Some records
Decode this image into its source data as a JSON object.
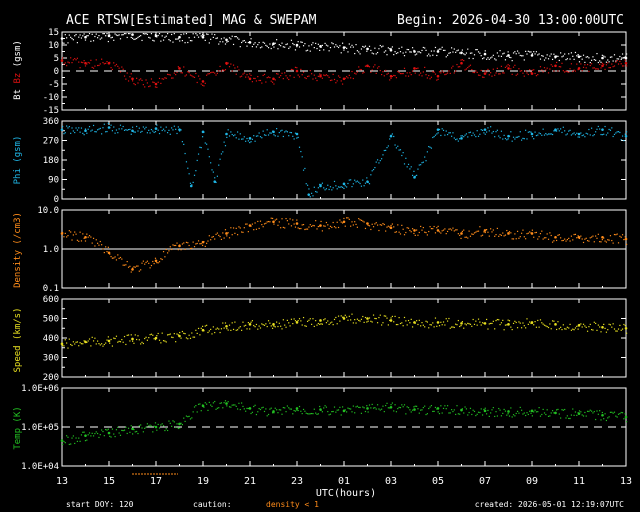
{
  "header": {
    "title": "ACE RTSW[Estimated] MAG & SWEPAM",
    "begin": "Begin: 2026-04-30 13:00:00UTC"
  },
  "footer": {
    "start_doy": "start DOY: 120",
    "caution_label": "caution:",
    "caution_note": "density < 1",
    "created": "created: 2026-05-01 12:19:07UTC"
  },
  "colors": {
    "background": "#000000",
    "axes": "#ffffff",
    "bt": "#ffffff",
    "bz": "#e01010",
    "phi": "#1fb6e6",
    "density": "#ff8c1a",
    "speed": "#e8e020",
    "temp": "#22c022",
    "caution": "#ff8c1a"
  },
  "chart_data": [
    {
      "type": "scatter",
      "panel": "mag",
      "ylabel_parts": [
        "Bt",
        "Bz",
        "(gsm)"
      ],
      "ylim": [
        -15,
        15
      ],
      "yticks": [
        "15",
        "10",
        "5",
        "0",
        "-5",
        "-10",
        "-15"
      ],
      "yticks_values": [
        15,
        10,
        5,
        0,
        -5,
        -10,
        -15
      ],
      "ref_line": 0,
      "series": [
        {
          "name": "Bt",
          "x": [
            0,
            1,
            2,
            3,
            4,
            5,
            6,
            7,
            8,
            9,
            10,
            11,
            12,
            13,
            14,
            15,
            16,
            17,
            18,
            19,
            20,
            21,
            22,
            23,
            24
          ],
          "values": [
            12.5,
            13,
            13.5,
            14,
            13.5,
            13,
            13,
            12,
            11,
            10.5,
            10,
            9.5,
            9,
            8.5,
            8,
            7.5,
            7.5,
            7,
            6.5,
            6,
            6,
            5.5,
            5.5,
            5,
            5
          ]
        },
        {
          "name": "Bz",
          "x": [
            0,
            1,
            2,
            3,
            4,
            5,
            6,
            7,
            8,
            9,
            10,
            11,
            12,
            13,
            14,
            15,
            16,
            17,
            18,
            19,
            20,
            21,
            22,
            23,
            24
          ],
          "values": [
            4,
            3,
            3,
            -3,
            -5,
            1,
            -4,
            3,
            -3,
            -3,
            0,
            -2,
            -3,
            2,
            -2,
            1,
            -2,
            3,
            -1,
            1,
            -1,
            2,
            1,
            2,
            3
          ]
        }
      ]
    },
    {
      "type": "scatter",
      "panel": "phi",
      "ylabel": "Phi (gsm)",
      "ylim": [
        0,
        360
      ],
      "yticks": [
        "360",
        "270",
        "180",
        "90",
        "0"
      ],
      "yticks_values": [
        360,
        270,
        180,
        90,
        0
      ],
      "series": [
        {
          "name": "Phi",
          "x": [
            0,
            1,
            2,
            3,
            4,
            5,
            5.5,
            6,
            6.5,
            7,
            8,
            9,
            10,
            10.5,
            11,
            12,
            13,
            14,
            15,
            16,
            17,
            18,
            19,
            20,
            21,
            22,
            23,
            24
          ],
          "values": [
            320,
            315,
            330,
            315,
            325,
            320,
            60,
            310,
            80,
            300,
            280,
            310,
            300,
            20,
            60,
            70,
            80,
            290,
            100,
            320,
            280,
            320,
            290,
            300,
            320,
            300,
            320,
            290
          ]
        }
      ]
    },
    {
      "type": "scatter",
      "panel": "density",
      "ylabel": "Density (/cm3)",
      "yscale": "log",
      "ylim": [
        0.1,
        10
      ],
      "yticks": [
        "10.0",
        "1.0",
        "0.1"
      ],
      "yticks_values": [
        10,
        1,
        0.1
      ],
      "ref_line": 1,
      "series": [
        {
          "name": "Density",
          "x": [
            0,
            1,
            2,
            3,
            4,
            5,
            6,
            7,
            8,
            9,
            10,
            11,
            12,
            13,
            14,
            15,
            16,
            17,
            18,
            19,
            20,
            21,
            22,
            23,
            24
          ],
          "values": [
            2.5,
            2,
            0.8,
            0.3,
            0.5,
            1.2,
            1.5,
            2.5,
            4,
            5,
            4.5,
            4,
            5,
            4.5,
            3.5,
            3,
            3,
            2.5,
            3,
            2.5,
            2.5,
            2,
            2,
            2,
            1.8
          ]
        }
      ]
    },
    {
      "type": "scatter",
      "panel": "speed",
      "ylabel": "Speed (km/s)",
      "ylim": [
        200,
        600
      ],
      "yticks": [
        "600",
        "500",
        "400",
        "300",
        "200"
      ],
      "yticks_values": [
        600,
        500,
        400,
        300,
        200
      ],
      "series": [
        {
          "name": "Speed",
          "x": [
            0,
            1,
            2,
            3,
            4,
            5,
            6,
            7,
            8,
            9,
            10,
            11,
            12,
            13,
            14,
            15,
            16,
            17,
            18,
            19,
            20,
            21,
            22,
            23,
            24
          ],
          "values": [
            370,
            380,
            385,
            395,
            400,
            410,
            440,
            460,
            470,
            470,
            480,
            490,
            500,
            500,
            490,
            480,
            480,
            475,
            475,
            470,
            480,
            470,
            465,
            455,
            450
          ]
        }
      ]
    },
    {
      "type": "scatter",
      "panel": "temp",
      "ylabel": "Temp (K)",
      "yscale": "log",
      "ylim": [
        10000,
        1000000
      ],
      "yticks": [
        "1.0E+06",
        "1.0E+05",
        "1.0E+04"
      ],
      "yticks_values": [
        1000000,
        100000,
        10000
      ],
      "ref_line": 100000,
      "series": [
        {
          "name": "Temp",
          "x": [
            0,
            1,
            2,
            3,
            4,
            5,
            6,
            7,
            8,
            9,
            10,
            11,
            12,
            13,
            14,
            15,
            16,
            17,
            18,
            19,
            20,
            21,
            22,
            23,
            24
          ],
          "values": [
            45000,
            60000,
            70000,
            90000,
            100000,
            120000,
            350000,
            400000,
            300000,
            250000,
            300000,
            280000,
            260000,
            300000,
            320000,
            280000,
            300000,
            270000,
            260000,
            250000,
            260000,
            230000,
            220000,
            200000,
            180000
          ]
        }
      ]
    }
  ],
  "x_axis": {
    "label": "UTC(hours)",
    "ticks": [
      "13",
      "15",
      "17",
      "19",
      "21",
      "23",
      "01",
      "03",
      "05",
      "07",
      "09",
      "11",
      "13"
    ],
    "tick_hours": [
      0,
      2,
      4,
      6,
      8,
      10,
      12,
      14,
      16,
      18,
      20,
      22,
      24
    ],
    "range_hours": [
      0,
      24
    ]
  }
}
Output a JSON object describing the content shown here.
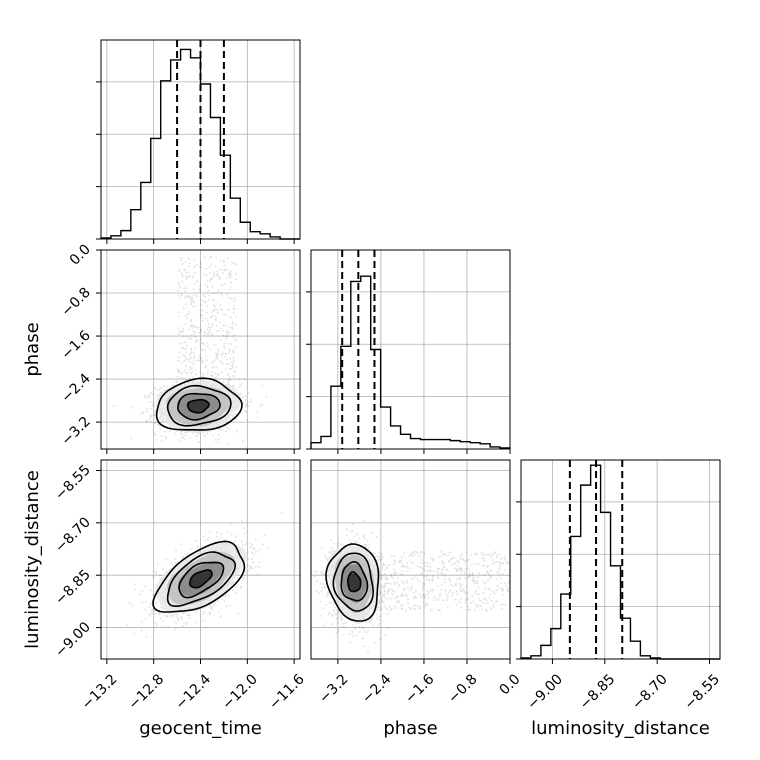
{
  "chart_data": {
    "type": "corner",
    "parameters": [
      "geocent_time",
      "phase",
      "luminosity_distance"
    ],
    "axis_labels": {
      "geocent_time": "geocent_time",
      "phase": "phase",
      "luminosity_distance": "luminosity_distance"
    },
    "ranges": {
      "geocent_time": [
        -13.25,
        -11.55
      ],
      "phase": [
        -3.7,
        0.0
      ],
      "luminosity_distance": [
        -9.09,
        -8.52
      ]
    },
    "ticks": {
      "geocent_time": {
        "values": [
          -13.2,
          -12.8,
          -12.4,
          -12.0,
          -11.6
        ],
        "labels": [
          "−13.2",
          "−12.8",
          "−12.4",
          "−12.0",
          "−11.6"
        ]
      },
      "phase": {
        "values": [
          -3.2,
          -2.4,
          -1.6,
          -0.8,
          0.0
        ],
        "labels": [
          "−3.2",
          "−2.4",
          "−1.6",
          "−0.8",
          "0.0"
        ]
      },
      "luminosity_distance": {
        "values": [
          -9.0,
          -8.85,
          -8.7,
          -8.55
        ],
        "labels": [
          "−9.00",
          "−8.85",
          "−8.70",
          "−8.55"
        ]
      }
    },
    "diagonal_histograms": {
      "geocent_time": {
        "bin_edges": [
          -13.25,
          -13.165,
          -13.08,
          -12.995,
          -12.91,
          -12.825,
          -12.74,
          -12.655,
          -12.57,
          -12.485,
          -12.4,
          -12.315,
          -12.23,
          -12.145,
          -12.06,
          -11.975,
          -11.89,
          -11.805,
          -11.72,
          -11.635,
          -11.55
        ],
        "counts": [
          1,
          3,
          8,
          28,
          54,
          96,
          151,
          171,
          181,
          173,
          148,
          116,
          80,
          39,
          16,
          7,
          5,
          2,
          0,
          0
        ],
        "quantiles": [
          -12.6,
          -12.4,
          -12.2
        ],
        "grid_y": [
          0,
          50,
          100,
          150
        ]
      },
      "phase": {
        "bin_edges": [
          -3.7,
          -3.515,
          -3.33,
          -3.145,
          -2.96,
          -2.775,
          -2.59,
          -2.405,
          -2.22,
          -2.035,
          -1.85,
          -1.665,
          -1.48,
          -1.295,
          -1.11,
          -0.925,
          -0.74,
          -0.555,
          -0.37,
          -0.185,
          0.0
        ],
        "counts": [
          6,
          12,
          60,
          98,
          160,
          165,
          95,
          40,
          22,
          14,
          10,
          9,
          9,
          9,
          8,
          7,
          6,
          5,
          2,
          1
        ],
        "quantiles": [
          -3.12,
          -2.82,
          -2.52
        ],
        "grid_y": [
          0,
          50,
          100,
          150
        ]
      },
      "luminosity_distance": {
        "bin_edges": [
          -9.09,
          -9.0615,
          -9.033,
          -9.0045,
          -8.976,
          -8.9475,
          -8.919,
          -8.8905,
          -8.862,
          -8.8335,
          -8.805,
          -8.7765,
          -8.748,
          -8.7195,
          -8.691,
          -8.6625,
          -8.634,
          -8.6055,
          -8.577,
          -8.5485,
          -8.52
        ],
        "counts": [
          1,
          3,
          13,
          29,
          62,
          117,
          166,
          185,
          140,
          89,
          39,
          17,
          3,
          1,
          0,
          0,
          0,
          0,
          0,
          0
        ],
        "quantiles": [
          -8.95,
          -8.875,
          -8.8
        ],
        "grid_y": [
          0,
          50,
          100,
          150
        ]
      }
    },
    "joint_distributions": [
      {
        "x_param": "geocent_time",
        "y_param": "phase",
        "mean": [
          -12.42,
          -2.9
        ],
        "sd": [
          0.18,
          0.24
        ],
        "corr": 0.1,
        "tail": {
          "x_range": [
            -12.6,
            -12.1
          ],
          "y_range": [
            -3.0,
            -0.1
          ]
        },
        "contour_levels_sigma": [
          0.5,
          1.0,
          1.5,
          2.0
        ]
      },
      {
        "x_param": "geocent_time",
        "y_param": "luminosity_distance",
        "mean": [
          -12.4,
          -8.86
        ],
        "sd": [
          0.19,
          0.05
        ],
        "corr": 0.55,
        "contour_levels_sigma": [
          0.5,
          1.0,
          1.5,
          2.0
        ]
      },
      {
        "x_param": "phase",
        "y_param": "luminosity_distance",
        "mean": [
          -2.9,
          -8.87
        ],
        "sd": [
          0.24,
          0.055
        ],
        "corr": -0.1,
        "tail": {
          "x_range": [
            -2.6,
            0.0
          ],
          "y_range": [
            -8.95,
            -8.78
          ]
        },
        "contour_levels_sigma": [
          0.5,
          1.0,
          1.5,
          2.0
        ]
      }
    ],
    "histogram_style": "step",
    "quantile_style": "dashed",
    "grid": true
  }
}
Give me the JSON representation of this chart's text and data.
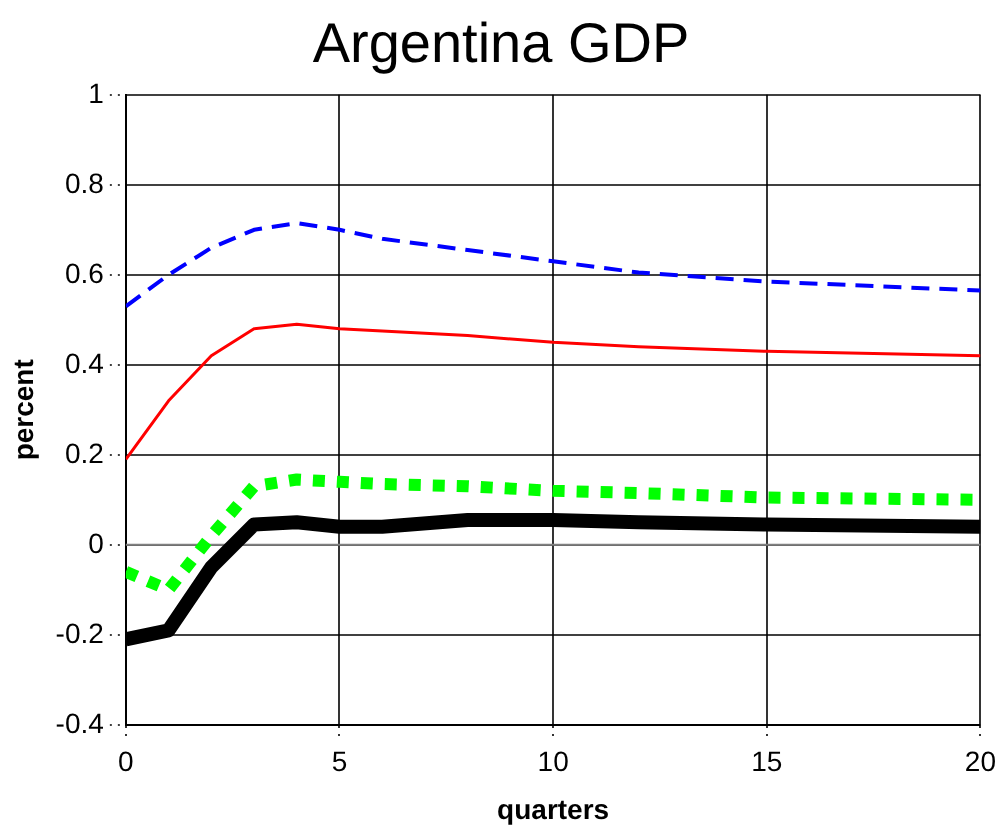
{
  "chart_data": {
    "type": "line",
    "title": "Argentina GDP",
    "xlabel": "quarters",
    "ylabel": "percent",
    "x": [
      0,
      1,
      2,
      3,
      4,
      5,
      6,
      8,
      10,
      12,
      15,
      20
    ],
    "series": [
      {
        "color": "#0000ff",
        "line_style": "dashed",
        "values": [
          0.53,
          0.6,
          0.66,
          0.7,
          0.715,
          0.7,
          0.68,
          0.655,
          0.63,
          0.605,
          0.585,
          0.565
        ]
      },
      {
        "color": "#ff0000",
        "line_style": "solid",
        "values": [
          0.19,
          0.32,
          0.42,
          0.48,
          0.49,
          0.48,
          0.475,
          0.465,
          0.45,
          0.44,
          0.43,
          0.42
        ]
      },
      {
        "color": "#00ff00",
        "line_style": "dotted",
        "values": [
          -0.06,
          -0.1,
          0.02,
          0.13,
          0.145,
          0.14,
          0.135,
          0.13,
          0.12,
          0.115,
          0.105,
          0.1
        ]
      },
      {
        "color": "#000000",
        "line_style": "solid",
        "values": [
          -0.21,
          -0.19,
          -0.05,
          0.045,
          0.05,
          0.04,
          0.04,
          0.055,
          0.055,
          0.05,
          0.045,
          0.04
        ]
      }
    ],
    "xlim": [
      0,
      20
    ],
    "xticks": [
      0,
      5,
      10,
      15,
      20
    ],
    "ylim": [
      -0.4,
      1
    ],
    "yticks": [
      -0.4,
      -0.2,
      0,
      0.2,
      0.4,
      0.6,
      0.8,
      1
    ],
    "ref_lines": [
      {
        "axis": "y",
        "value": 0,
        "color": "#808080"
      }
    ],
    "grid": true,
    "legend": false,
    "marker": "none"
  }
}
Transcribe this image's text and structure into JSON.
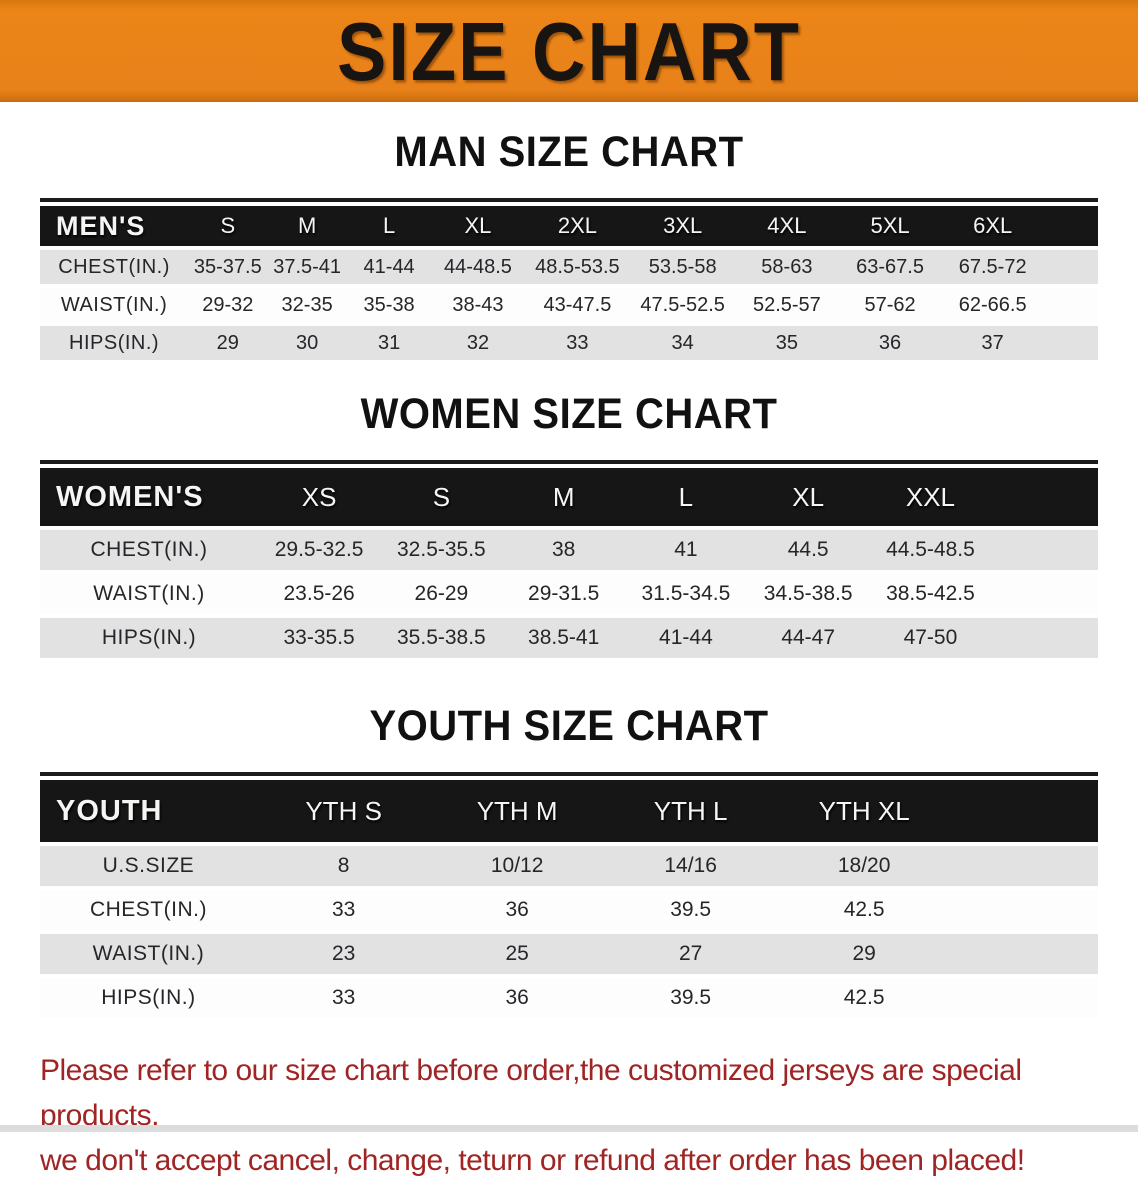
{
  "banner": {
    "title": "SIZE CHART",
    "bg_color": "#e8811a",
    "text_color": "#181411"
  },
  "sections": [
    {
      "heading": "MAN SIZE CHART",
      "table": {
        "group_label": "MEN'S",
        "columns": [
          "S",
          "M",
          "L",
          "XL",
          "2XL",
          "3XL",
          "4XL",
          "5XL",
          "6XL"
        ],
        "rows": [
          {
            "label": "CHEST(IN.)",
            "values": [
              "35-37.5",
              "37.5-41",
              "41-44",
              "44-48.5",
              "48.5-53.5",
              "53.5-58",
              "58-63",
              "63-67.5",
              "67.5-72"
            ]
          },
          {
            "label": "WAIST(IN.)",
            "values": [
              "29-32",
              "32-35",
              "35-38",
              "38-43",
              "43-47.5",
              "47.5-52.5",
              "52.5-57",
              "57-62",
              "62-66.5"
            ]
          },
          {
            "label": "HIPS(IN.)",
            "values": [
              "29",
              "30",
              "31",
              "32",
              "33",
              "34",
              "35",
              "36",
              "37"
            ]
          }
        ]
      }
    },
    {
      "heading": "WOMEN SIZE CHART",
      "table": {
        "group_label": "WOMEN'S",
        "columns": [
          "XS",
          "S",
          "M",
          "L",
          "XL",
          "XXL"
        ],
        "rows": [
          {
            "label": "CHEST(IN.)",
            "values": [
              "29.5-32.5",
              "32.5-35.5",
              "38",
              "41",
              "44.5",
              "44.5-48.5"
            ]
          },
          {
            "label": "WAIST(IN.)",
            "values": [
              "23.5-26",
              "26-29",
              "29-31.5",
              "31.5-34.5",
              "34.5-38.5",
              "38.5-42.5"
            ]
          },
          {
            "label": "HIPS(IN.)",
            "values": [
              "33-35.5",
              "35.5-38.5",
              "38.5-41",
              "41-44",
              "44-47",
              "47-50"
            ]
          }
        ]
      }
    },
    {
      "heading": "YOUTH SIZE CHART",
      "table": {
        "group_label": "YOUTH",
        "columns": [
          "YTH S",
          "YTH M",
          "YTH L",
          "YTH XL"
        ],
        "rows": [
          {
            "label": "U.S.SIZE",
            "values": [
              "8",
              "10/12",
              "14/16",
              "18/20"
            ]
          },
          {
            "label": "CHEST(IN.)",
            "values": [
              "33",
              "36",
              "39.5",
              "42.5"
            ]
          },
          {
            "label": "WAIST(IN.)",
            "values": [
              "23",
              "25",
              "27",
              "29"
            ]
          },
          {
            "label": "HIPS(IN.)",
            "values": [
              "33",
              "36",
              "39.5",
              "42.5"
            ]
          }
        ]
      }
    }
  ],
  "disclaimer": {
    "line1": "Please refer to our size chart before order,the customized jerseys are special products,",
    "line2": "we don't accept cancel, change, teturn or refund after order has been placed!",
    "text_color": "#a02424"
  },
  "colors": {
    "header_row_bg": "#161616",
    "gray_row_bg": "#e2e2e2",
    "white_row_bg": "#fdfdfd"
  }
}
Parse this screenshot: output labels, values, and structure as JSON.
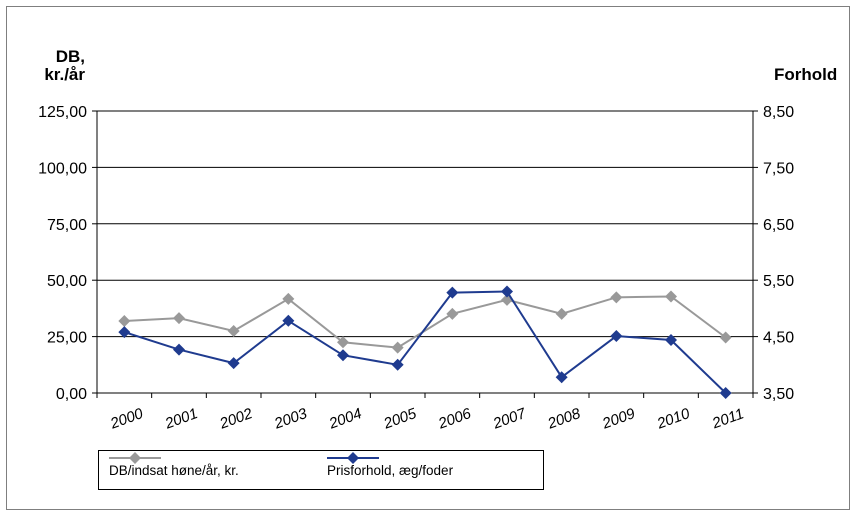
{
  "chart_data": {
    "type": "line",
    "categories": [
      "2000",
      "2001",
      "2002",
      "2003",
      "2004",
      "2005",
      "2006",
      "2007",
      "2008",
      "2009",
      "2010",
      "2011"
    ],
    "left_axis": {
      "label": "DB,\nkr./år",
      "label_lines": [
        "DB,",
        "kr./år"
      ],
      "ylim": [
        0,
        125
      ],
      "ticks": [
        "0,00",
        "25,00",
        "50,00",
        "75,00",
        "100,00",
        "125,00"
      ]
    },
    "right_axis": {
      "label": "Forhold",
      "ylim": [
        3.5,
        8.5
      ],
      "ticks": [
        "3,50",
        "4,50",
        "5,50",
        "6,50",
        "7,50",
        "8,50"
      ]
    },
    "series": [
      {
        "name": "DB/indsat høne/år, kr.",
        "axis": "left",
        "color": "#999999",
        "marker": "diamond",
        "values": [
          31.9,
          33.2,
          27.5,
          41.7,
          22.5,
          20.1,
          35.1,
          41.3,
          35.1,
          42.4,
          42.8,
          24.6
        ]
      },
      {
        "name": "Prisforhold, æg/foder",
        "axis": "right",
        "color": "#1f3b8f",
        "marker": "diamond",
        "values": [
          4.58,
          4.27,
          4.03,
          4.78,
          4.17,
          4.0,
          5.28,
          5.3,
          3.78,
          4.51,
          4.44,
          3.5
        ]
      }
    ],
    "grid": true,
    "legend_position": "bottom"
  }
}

▶ [INSTRUCTION] Copy out each line of the listing that holds "name".

▶ [ANSWER FOR THIS EXERCISE]
          "name": "Bt",
          "name": "Bz",
          "name": "Phi",
          "name": "Density",
          "name": "Speed",
          "name": "Temp",
        "name": "DB/indsat høne/år, kr.",
        "name": "Prisforhold, æg/foder",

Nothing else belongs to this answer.